-- begin --
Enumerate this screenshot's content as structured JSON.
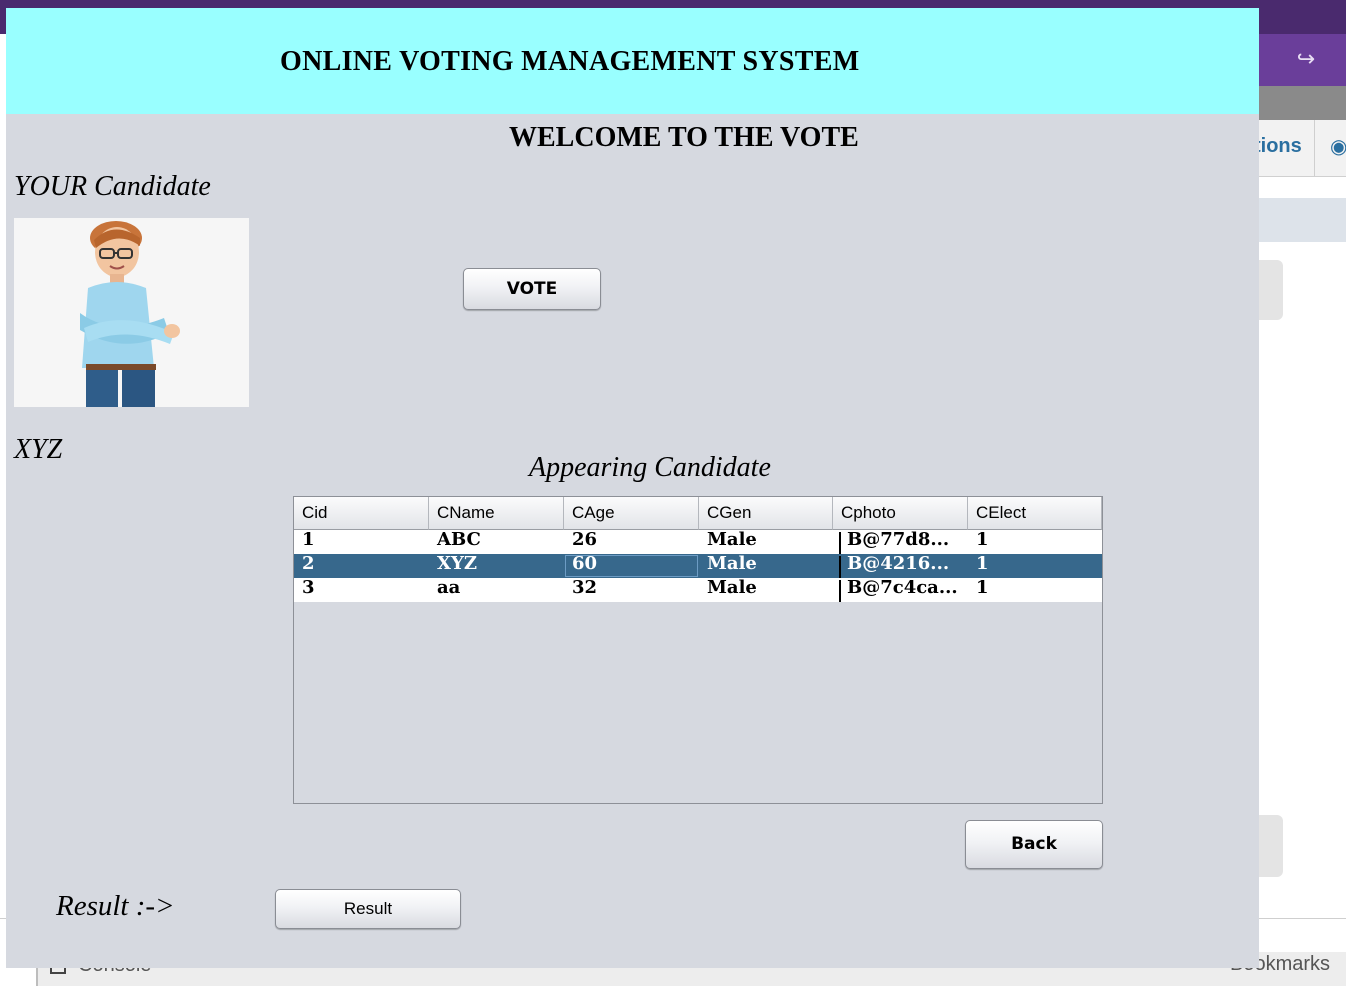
{
  "background": {
    "tab_label": "tions",
    "console_label": "Console",
    "bookmarks_label": "Bookmarks",
    "icons": [
      "share-icon",
      "eye-icon",
      "console-icon"
    ]
  },
  "app": {
    "title": "ONLINE VOTING MANAGEMENT SYSTEM",
    "welcome": "WELCOME TO THE VOTE",
    "your_candidate_label": "YOUR Candidate",
    "candidate_name": "XYZ",
    "vote_button": "VOTE",
    "appearing_label": "Appearing Candidate",
    "back_button": "Back",
    "result_label": "Result  :->",
    "result_button": "Result",
    "colors": {
      "header_band": "#99ffff",
      "frame_bg": "#d6d9e0",
      "selected_row": "#37688c"
    }
  },
  "table": {
    "columns": [
      "Cid",
      "CName",
      "CAge",
      "CGen",
      "Cphoto",
      "CElect"
    ],
    "rows": [
      [
        "1",
        "ABC",
        "26",
        "Male",
        "B@77d8...",
        "1"
      ],
      [
        "2",
        "XYZ",
        "60",
        "Male",
        "B@4216...",
        "1"
      ],
      [
        "3",
        "aa",
        "32",
        "Male",
        "B@7c4ca...",
        "1"
      ]
    ],
    "selected_row_index": 1
  }
}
-- end --
What you are asked to do: Exactly how many lines in the data above contain the word "Result"? Respond with the number and nothing more.

Written answer: 2